Collection entries:
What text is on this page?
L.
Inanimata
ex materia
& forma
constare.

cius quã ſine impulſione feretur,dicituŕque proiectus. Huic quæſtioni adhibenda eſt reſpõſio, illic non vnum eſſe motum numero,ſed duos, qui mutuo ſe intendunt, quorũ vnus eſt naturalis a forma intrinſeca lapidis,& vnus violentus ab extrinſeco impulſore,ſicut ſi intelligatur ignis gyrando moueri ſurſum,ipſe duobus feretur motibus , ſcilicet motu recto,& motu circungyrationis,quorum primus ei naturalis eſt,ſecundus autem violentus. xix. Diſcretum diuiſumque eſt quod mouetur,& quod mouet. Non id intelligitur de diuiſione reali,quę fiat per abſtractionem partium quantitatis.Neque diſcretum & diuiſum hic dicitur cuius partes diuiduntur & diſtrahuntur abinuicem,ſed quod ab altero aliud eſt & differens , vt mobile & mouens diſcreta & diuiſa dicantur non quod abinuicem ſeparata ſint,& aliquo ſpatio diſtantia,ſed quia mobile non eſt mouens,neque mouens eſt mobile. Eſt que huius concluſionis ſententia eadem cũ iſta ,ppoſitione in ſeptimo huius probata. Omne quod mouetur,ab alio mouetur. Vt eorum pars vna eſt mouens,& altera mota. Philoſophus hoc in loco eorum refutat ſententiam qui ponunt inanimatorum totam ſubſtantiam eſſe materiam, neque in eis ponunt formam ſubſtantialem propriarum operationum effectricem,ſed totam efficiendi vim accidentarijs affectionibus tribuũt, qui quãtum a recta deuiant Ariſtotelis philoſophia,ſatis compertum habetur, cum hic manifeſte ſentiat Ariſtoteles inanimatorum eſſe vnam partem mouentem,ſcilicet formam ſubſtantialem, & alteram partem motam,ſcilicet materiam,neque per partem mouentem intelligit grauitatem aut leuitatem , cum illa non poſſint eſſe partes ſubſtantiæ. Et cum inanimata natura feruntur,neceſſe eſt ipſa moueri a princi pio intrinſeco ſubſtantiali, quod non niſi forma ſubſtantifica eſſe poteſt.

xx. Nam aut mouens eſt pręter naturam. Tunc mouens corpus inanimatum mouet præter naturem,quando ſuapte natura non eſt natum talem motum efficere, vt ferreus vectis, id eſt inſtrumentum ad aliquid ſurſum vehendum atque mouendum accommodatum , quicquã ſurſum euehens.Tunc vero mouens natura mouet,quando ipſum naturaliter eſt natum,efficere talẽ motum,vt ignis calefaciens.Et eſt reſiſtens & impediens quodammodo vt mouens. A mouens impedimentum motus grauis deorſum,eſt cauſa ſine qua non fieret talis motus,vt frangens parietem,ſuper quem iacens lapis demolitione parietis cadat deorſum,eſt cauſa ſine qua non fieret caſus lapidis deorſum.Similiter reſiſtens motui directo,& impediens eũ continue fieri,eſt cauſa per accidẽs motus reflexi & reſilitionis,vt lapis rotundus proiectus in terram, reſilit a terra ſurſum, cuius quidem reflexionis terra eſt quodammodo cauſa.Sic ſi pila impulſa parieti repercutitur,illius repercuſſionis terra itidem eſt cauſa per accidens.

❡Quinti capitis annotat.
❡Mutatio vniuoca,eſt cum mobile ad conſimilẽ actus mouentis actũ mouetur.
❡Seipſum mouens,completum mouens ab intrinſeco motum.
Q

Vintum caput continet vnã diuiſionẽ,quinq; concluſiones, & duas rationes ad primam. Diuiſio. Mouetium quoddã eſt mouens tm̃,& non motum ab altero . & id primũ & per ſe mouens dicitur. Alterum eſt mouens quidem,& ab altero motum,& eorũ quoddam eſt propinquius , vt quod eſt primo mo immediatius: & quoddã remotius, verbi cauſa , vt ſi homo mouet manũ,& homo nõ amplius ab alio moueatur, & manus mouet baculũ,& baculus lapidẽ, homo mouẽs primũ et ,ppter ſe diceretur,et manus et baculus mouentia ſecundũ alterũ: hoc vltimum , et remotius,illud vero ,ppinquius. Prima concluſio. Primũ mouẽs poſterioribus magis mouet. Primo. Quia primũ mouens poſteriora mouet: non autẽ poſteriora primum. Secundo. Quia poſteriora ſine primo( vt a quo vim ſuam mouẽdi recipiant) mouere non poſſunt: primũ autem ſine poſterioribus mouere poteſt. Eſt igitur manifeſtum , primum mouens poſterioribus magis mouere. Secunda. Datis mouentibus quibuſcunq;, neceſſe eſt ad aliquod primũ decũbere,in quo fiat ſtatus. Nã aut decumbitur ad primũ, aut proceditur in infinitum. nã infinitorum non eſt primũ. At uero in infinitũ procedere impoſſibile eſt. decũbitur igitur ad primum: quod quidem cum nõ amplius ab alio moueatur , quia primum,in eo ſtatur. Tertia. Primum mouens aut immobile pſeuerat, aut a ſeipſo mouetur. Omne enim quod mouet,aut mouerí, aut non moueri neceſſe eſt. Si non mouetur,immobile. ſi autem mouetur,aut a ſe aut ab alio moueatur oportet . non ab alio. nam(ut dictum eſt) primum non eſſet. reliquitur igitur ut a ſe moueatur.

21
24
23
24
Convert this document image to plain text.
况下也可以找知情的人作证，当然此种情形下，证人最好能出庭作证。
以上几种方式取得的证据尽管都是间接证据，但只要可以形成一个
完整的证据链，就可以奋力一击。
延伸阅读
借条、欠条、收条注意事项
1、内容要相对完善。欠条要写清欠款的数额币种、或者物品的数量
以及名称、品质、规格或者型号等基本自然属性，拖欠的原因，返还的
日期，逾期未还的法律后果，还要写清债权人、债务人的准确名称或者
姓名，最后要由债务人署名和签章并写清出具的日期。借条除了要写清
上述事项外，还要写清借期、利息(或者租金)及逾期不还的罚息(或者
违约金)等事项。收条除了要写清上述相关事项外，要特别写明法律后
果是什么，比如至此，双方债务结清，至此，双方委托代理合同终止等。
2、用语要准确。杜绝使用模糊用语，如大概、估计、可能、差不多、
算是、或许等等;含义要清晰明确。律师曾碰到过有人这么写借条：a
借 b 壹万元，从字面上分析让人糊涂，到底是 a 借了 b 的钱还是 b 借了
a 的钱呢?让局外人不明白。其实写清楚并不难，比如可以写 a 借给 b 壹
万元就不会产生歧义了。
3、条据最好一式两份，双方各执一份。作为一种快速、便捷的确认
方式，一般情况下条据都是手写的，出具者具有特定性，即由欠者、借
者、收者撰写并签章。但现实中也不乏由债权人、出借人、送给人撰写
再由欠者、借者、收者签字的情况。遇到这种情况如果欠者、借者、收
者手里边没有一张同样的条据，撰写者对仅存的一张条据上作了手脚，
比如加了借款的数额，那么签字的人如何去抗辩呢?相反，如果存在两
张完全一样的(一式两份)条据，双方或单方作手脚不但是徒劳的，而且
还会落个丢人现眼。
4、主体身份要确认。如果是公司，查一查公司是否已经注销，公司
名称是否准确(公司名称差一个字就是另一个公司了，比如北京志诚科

» **Problem requirements**
Search the records for the string "text" and return every line in which it occurs.

» **The response**
What text is on this page?
Convert this document image to plain text.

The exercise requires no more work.